- [Instructions for the task]
Which lines hold the word "través"? Show each of them.

start Data shown

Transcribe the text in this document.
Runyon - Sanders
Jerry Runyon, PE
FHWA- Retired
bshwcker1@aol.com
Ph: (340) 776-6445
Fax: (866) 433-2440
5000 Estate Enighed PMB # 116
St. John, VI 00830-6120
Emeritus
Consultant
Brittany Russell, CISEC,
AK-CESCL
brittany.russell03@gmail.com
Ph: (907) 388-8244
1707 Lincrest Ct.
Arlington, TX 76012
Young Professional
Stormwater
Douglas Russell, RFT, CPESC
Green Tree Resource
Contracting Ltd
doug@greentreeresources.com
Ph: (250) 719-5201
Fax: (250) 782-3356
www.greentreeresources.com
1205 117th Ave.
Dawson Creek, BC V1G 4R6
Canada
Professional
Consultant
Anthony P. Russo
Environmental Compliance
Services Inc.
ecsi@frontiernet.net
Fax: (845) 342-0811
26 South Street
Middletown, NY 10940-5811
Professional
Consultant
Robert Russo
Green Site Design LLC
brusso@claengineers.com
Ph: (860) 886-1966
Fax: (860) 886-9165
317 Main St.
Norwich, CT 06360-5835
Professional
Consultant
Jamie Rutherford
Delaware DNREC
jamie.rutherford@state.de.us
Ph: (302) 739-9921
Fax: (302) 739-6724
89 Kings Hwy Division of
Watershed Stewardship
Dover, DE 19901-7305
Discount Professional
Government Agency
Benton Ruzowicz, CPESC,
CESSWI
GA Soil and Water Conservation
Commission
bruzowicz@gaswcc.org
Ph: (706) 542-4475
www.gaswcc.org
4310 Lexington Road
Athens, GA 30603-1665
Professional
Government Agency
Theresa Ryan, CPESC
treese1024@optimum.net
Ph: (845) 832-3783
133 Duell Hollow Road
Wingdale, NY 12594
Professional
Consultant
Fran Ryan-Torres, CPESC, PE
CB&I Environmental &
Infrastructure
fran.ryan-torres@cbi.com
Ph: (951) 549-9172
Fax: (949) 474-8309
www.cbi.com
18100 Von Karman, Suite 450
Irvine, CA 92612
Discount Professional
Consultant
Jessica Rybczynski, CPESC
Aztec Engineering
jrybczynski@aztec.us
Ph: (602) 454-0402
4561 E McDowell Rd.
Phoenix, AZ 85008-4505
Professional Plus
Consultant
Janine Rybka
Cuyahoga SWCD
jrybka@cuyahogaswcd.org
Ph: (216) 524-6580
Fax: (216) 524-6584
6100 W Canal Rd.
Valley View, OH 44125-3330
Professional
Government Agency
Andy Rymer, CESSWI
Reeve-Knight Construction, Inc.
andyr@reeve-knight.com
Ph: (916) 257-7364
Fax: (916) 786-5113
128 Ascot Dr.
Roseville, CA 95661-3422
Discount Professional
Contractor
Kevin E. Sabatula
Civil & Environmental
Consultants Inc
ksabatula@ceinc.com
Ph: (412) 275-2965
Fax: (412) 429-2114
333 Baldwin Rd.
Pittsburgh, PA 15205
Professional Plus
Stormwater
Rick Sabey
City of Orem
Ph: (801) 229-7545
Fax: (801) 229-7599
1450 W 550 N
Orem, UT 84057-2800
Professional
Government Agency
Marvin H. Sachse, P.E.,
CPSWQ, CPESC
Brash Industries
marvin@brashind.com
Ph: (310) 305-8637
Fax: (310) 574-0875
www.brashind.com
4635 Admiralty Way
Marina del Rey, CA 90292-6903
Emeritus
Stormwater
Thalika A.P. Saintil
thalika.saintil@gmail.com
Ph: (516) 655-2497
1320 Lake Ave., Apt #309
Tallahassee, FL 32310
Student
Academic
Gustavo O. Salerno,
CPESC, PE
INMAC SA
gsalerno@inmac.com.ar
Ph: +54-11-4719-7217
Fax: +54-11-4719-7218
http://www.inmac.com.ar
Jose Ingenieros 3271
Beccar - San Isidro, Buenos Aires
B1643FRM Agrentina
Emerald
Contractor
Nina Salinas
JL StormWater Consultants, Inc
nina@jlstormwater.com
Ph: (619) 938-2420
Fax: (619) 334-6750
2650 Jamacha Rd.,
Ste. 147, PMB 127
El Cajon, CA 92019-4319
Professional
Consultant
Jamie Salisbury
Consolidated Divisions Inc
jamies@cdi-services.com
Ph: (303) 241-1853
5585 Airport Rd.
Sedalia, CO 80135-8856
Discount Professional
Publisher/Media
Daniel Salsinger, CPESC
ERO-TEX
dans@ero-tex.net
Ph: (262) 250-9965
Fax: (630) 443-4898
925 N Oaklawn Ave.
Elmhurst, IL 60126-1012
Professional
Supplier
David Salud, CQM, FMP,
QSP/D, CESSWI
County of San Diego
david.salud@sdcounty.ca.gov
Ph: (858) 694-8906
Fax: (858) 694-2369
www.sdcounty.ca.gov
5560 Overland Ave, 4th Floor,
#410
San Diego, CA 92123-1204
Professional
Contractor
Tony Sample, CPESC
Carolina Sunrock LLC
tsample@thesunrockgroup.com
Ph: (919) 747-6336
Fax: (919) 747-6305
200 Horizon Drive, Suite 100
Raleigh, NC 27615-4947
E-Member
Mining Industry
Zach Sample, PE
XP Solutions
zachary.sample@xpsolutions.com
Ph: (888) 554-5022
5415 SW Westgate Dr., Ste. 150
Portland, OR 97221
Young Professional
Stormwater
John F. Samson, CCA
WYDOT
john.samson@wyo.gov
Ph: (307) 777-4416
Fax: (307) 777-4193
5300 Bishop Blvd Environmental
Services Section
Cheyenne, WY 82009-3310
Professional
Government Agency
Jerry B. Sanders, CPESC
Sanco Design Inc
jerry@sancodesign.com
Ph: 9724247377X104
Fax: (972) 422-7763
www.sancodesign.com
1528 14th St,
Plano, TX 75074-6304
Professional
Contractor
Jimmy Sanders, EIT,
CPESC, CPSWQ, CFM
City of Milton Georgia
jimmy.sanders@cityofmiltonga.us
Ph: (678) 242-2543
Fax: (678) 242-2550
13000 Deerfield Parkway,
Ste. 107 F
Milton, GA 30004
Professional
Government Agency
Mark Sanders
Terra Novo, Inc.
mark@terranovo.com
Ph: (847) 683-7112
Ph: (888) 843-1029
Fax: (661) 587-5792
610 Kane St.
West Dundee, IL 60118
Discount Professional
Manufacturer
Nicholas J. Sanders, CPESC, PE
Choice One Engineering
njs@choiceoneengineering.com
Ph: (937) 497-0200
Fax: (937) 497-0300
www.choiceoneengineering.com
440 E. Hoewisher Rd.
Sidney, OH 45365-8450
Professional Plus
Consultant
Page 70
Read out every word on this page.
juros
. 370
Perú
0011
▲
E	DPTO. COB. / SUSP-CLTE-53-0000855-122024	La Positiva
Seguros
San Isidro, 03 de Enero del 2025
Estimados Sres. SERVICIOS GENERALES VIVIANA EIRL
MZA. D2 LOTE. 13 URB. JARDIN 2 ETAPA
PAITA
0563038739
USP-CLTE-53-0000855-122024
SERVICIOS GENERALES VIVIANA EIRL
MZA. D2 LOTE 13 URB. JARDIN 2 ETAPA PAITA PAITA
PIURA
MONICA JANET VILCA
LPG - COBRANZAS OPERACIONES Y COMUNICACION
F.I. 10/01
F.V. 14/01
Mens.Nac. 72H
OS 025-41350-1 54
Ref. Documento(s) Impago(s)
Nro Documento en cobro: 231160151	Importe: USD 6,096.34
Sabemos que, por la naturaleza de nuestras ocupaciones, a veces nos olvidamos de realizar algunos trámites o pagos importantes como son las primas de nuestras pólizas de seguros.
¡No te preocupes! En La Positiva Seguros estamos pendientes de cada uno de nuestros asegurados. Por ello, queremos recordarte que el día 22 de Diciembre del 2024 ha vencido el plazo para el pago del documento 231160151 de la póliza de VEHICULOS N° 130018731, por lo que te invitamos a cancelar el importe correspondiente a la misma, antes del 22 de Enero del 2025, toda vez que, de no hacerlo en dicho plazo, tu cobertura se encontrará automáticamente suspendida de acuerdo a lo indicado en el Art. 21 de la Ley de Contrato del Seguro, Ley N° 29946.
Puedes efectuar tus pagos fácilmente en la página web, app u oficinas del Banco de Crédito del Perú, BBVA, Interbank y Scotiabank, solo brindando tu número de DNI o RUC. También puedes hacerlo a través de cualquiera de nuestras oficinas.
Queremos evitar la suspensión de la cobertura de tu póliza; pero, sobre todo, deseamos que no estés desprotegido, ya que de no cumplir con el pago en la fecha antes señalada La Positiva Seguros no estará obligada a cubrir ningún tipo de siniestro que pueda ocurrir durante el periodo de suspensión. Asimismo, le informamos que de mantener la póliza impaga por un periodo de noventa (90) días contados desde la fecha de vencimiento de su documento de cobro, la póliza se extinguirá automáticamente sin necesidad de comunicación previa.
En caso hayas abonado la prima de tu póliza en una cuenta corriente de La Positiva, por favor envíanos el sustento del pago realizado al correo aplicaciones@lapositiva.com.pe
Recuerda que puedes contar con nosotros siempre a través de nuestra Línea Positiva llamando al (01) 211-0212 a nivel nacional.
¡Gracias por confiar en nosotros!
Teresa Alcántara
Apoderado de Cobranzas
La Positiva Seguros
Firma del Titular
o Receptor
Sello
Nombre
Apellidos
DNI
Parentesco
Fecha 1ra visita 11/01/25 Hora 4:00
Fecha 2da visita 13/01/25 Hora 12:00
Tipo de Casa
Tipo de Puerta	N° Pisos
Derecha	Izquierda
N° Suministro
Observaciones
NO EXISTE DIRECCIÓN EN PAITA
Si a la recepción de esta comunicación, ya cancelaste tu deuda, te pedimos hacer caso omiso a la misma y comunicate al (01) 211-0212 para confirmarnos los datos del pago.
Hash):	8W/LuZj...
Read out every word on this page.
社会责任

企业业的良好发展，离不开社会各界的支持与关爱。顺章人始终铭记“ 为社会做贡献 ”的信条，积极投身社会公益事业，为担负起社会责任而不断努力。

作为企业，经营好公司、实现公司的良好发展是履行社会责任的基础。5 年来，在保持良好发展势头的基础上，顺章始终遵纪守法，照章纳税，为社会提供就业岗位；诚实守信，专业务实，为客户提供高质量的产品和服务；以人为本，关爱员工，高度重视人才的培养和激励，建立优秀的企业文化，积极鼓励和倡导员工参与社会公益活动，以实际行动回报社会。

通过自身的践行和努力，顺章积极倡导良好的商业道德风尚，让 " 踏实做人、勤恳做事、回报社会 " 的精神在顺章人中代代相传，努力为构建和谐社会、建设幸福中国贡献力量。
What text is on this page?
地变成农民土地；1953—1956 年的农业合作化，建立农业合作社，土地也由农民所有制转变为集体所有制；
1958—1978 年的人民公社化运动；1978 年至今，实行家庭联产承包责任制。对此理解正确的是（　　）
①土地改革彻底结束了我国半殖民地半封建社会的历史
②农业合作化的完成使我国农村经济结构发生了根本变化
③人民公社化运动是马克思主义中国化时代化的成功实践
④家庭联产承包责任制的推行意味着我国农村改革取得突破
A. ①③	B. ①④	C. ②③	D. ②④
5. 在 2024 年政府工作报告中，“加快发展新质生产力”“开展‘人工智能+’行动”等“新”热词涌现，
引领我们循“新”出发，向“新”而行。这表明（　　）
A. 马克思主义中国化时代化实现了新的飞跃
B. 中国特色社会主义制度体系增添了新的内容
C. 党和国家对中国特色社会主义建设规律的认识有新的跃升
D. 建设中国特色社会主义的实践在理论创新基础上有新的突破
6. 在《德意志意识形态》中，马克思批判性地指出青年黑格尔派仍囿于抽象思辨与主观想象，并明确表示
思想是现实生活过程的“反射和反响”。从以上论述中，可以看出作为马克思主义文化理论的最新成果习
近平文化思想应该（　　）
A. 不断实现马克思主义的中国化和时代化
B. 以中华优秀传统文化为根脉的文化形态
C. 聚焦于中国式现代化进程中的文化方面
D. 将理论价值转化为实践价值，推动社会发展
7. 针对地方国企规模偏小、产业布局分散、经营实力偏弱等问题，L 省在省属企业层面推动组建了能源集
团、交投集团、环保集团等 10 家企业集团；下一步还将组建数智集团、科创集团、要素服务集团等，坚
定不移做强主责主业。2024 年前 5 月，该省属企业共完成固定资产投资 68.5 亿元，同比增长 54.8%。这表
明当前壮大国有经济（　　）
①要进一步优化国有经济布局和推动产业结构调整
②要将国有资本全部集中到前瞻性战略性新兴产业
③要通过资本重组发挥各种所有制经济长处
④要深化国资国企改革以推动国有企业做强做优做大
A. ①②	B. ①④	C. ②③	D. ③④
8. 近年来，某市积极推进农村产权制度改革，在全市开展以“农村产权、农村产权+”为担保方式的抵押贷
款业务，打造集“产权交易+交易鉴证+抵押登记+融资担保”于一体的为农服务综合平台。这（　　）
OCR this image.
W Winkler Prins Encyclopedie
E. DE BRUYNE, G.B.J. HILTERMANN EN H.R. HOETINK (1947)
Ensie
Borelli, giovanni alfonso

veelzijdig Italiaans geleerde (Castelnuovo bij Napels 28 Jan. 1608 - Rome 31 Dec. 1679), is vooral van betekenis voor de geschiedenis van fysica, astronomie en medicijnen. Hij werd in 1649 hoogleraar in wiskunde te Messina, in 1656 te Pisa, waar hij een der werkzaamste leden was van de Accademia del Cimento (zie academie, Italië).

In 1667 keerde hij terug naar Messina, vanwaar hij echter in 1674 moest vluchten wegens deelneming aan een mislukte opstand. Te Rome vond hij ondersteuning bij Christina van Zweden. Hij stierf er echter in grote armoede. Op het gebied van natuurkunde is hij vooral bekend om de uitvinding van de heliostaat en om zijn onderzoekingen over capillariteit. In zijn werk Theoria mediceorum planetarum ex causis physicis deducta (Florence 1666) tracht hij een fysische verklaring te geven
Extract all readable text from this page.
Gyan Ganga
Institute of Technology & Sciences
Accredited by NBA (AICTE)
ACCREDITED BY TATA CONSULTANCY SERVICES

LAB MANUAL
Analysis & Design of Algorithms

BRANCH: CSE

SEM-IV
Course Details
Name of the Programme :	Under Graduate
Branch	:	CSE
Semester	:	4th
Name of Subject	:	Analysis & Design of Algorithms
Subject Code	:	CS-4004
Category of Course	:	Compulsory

end Data shown

- [Solution to the problem]
Puedes efectuar tus pagos fácilmente en la página web, app u oficinas del Banco de Crédito del Perú, BBVA, Interbank y Scotiabank, solo brindando tu número de DNI o RUC. También puedes hacerlo a través de cualquiera de nuestras oficinas.
Recuerda que puedes contar con nosotros siempre a través de nuestra Línea Positiva llamando al (01) 211-0212 a nivel nacional.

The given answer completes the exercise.